#### Study text
Roger Hudson

Personal information
- Full name: Roger Hudson
- Nationality: South Africa
- Born: 22 March 1978 (age 48) Cape Town, South Africa
- Height: 1.77 m (5 ft 9+1⁄2 in)
- Weight: 75 kg (165 lb)

Sport

Sailing career
- Class: Dinghy
- Club: RaceAhead
- Coach: Dave Hudson

= Roger Hudson (sailor) =

South African sailor

Roger Hudson (born 22 March 1978 in Cape Town) is a South African sailor, who specialized in two-person dinghy (470) class. He represented South Africa, along with his trainee and partner Asenathi Jim, at the 2012 Summer Olympics, and has also been training throughout most of his sporting career for RaceAhead Yacht Club, under his personal coach and father Dave Hudson, who competed in the Flying Dutchman class at the 1992 Summer Olympics in Barcelona. As of June 2015, Hudson is ranked twentieth in the world for the two-person dinghy class by the International Sailing Federation, despite his remarkable triumphs at the 2014 Delta Lloyd Regatta in Medemblik, Netherlands.
########
Using the information -
(1) Write out the Roger Hudson profile above from "Roger Hudson (born" to "in Medemblik, Netherlands.", word for word.
(2) Carry on the Roger Hudson profile above, starting right after its last sentence.
#### Excerpted data
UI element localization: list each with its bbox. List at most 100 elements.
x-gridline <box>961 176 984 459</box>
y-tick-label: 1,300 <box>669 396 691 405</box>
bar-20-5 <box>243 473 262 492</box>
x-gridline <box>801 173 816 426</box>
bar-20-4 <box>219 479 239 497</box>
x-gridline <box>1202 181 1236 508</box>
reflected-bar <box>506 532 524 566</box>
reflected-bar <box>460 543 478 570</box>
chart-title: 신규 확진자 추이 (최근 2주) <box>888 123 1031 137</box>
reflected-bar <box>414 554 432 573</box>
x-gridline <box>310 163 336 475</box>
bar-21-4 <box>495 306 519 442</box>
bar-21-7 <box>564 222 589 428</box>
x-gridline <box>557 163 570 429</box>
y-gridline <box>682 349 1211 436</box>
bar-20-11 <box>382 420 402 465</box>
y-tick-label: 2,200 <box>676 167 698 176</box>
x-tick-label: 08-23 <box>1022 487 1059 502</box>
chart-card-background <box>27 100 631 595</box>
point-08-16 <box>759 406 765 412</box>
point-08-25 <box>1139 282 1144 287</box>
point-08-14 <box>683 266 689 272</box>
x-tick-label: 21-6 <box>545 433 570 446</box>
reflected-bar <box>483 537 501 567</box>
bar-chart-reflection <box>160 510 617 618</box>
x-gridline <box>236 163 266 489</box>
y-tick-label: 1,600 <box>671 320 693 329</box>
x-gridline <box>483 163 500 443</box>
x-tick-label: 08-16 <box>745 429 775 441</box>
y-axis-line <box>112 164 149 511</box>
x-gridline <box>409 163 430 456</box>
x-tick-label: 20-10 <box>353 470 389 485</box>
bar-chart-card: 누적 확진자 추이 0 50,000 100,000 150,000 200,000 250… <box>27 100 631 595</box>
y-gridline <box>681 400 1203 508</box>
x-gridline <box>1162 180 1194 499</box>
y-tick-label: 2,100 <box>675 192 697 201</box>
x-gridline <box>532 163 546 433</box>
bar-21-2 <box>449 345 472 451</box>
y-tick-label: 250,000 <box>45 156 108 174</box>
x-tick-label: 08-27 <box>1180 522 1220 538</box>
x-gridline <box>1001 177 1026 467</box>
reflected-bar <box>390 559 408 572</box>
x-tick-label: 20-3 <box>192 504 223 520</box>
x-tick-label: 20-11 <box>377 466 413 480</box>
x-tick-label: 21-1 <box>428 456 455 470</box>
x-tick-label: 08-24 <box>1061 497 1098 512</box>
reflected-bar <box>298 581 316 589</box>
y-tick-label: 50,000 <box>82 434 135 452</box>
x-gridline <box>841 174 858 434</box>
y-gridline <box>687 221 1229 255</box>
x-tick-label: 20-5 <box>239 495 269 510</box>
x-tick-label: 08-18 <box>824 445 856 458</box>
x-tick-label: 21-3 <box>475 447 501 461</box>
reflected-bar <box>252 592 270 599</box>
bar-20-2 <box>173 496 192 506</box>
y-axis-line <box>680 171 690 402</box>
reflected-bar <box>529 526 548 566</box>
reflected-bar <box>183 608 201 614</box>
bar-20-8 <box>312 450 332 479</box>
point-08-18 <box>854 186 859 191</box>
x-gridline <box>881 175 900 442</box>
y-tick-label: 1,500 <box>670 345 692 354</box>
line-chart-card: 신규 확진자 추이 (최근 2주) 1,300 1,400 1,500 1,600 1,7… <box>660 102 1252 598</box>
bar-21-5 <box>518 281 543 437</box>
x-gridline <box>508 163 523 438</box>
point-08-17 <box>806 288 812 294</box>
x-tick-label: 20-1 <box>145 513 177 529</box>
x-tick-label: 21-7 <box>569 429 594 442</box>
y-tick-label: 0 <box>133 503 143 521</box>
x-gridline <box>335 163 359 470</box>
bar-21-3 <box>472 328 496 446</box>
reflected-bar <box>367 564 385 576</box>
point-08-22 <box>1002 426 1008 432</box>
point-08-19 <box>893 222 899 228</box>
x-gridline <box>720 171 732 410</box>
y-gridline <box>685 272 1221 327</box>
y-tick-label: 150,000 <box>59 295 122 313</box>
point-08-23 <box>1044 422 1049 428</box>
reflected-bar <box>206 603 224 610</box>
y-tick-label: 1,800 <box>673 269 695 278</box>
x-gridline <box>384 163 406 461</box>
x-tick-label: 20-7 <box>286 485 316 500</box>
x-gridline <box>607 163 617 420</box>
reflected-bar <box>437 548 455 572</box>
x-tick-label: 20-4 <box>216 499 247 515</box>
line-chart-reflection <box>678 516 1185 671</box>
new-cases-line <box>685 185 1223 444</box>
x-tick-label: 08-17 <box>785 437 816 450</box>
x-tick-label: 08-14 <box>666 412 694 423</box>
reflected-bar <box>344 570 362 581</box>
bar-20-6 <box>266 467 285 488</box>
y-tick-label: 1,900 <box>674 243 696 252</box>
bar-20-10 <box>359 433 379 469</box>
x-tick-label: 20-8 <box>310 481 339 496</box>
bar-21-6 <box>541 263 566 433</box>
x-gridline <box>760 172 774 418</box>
########
Results by task -
(1)
Roger Hudson (born 22 March 1978 in Cape Town) is a South African sailor, who specialized in two-person dinghy (470) class. He represented South Africa, along with his trainee and partner Asenathi Jim, at the 2012 Summer Olympics, and has also been training throughout most of his sporting career for RaceAhead Yacht Club, under his personal coach and father Dave Hudson, who competed in the Flying Dutchman class at the 1992 Summer Olympics in Barcelona. As of June 2015, Hudson is ranked twentieth in the world for the two-person dinghy class by the International Sailing Federation, despite his remarkable triumphs at the 2014 Delta Lloyd Regatta in Medemblik, Netherlands.

(2)
Hudson qualified for the South African squad in the men's 470 class at the 2012 Summer Olympics in London by having achieved a berth and finishing thirty-second from the World Championships in Barcelona, Spain. Teaming up with his 20-year-old partner Jim in the opening series, the South African duo were left trailing in the penultimate position out of twenty-seven boats after ten races with an accumulated net score of 194 points.